* _WHAT IS BEING ASKED_
Reproduce the material exactly, omitting nothing.

Data records:
--

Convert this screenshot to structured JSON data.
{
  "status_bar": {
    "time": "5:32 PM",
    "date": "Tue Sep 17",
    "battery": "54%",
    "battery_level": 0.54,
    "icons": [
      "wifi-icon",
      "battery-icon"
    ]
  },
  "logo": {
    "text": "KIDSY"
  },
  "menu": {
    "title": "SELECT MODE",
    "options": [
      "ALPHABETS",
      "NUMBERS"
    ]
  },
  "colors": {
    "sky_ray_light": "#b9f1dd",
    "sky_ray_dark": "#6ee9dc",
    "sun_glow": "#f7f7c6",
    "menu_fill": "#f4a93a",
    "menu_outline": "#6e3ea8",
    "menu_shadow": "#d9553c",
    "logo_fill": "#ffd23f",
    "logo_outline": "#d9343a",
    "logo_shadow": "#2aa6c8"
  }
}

--

* _FINISHED TASK_
Convert this screenshot to structured JSON data.
{
  "status_bar": {
    "time": "5:32 PM",
    "date": "Tue Sep 17",
    "battery": "54%",
    "battery_level": 0.54,
    "icons": [
      "wifi-icon",
      "battery-icon"
    ]
  },
  "logo": {
    "text": "KIDSY"
  },
  "menu": {
    "title": "SELECT MODE",
    "options": [
      "ALPHABETS",
      "NUMBERS"
    ]
  },
  "colors": {
    "sky_ray_light": "#b9f1dd",
    "sky_ray_dark": "#6ee9dc",
    "sun_glow": "#f7f7c6",
    "menu_fill": "#f4a93a",
    "menu_outline": "#6e3ea8",
    "menu_shadow": "#d9553c",
    "logo_fill": "#ffd23f",
    "logo_outline": "#d9343a",
    "logo_shadow": "#2aa6c8"
  }
}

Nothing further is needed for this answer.